A run of records:

▬▬▬

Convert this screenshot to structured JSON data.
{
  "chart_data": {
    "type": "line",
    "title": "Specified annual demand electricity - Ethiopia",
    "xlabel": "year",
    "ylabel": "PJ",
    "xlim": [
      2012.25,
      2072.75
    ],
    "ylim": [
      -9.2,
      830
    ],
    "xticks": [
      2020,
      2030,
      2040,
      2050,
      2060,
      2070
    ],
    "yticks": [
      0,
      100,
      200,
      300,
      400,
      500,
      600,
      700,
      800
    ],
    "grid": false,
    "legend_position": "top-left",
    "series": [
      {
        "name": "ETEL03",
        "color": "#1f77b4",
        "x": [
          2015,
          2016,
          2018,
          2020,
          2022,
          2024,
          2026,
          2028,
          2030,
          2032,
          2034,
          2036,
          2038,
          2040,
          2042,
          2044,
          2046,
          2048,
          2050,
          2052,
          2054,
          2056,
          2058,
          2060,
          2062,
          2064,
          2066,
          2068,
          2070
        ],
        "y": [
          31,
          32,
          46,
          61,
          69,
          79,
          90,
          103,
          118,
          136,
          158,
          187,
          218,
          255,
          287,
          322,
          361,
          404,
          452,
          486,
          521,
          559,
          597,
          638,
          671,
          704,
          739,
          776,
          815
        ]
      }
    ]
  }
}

▬▬▬

EXERCISE DIRECTIONS: Make an exact copy of the data above.

RESPONSE:
Convert this screenshot to structured JSON data.
{
  "chart_data": {
    "type": "line",
    "title": "Specified annual demand electricity - Ethiopia",
    "xlabel": "year",
    "ylabel": "PJ",
    "xlim": [
      2012.25,
      2072.75
    ],
    "ylim": [
      -9.2,
      830
    ],
    "xticks": [
      2020,
      2030,
      2040,
      2050,
      2060,
      2070
    ],
    "yticks": [
      0,
      100,
      200,
      300,
      400,
      500,
      600,
      700,
      800
    ],
    "grid": false,
    "legend_position": "top-left",
    "series": [
      {
        "name": "ETEL03",
        "color": "#1f77b4",
        "x": [
          2015,
          2016,
          2018,
          2020,
          2022,
          2024,
          2026,
          2028,
          2030,
          2032,
          2034,
          2036,
          2038,
          2040,
          2042,
          2044,
          2046,
          2048,
          2050,
          2052,
          2054,
          2056,
          2058,
          2060,
          2062,
          2064,
          2066,
          2068,
          2070
        ],
        "y": [
          31,
          32,
          46,
          61,
          69,
          79,
          90,
          103,
          118,
          136,
          158,
          187,
          218,
          255,
          287,
          322,
          361,
          404,
          452,
          486,
          521,
          559,
          597,
          638,
          671,
          704,
          739,
          776,
          815
        ]
      }
    ]
  }
}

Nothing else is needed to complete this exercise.